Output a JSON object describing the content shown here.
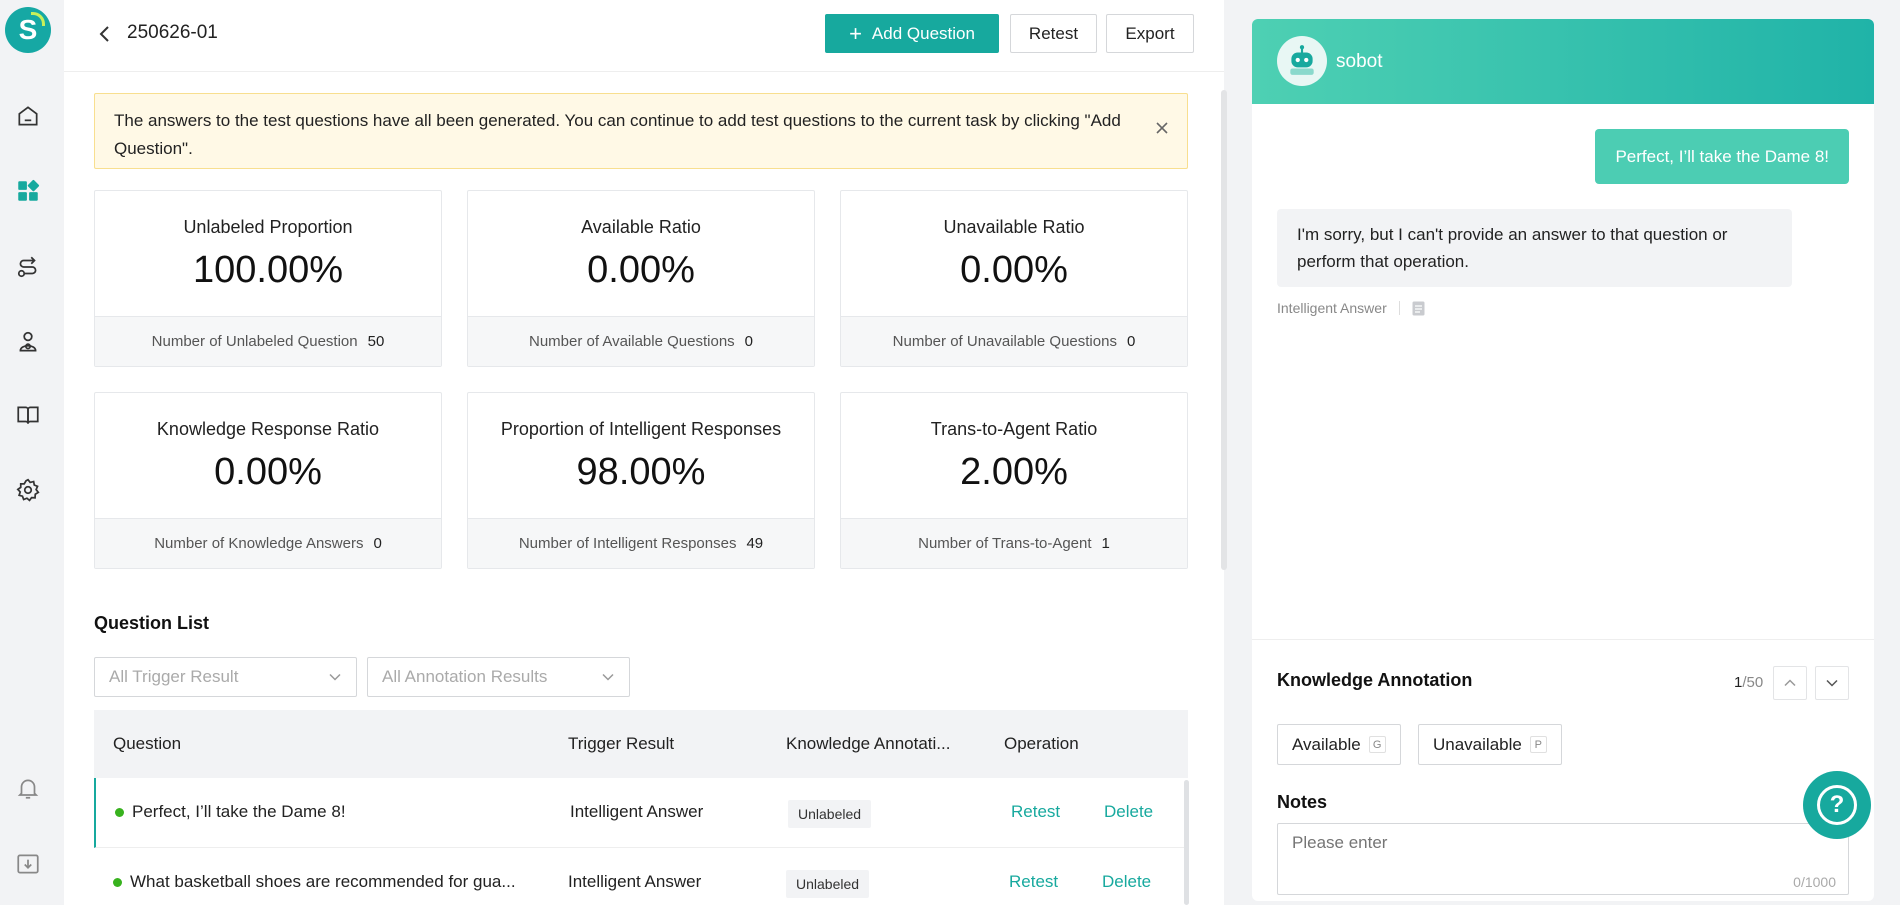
{
  "header": {
    "task_name": "250626-01",
    "add_question": "Add Question",
    "retest": "Retest",
    "export": "Export"
  },
  "notice": {
    "text": "The answers to the test questions have all been generated. You can continue to add test questions to the current task by clicking \"Add Question\"."
  },
  "stats": [
    {
      "title": "Unlabeled Proportion",
      "value": "100.00%",
      "foot_label": "Number of Unlabeled Question",
      "foot_value": "50"
    },
    {
      "title": "Available Ratio",
      "value": "0.00%",
      "foot_label": "Number of Available Questions",
      "foot_value": "0"
    },
    {
      "title": "Unavailable Ratio",
      "value": "0.00%",
      "foot_label": "Number of Unavailable Questions",
      "foot_value": "0"
    },
    {
      "title": "Knowledge Response Ratio",
      "value": "0.00%",
      "foot_label": "Number of Knowledge Answers",
      "foot_value": "0"
    },
    {
      "title": "Proportion of Intelligent Responses",
      "value": "98.00%",
      "foot_label": "Number of Intelligent Responses",
      "foot_value": "49"
    },
    {
      "title": "Trans-to-Agent Ratio",
      "value": "2.00%",
      "foot_label": "Number of Trans-to-Agent",
      "foot_value": "1"
    }
  ],
  "question_list": {
    "title": "Question List",
    "filter_trigger_placeholder": "All Trigger Result",
    "filter_annotation_placeholder": "All Annotation Results",
    "columns": [
      "Question",
      "Trigger Result",
      "Knowledge Annotati...",
      "Operation"
    ],
    "rows": [
      {
        "question": "Perfect, I’ll take the Dame 8!",
        "trigger": "Intelligent Answer",
        "annotation": "Unlabeled",
        "retest": "Retest",
        "delete": "Delete"
      },
      {
        "question": "What basketball shoes are recommended for gua...",
        "trigger": "Intelligent Answer",
        "annotation": "Unlabeled",
        "retest": "Retest",
        "delete": "Delete"
      }
    ]
  },
  "chat": {
    "bot_name": "sobot",
    "user_message": "Perfect, I’ll take the Dame 8!",
    "bot_message": "I'm sorry, but I can't provide an answer to that question or perform that operation.",
    "answer_type": "Intelligent Answer"
  },
  "annotation": {
    "title": "Knowledge Annotation",
    "current": "1",
    "total": "/50",
    "available": "Available",
    "available_key": "G",
    "unavailable": "Unavailable",
    "unavailable_key": "P",
    "notes_title": "Notes",
    "notes_placeholder": "Please enter",
    "notes_counter": "0/1000"
  },
  "colors": {
    "accent": "#17a99e",
    "notice_bg": "#fff9e6",
    "status_dot": "#38b21e"
  },
  "icons": {
    "rail": [
      "home-icon",
      "apps-icon",
      "route-icon",
      "bot-user-icon",
      "book-icon",
      "settings-icon",
      "bell-icon",
      "download-icon"
    ]
  }
}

-*-

* _What is expected_: Reproduce the data word for word, excluding its pictures.

* _Written reply_:
Output a JSON object describing the content shown here.
{
  "header": {
    "task_name": "250626-01",
    "add_question": "Add Question",
    "retest": "Retest",
    "export": "Export"
  },
  "notice": {
    "text": "The answers to the test questions have all been generated. You can continue to add test questions to the current task by clicking \"Add Question\"."
  },
  "stats": [
    {
      "title": "Unlabeled Proportion",
      "value": "100.00%",
      "foot_label": "Number of Unlabeled Question",
      "foot_value": "50"
    },
    {
      "title": "Available Ratio",
      "value": "0.00%",
      "foot_label": "Number of Available Questions",
      "foot_value": "0"
    },
    {
      "title": "Unavailable Ratio",
      "value": "0.00%",
      "foot_label": "Number of Unavailable Questions",
      "foot_value": "0"
    },
    {
      "title": "Knowledge Response Ratio",
      "value": "0.00%",
      "foot_label": "Number of Knowledge Answers",
      "foot_value": "0"
    },
    {
      "title": "Proportion of Intelligent Responses",
      "value": "98.00%",
      "foot_label": "Number of Intelligent Responses",
      "foot_value": "49"
    },
    {
      "title": "Trans-to-Agent Ratio",
      "value": "2.00%",
      "foot_label": "Number of Trans-to-Agent",
      "foot_value": "1"
    }
  ],
  "question_list": {
    "title": "Question List",
    "filter_trigger_placeholder": "All Trigger Result",
    "filter_annotation_placeholder": "All Annotation Results",
    "columns": [
      "Question",
      "Trigger Result",
      "Knowledge Annotati...",
      "Operation"
    ],
    "rows": [
      {
        "question": "Perfect, I’ll take the Dame 8!",
        "trigger": "Intelligent Answer",
        "annotation": "Unlabeled",
        "retest": "Retest",
        "delete": "Delete"
      },
      {
        "question": "What basketball shoes are recommended for gua...",
        "trigger": "Intelligent Answer",
        "annotation": "Unlabeled",
        "retest": "Retest",
        "delete": "Delete"
      }
    ]
  },
  "chat": {
    "bot_name": "sobot",
    "user_message": "Perfect, I’ll take the Dame 8!",
    "bot_message": "I'm sorry, but I can't provide an answer to that question or perform that operation.",
    "answer_type": "Intelligent Answer"
  },
  "annotation": {
    "title": "Knowledge Annotation",
    "current": "1",
    "total": "/50",
    "available": "Available",
    "available_key": "G",
    "unavailable": "Unavailable",
    "unavailable_key": "P",
    "notes_title": "Notes",
    "notes_placeholder": "Please enter",
    "notes_counter": "0/1000"
  },
  "colors": {
    "accent": "#17a99e",
    "notice_bg": "#fff9e6",
    "status_dot": "#38b21e"
  },
  "icons": {
    "rail": [
      "home-icon",
      "apps-icon",
      "route-icon",
      "bot-user-icon",
      "book-icon",
      "settings-icon",
      "bell-icon",
      "download-icon"
    ]
  }
}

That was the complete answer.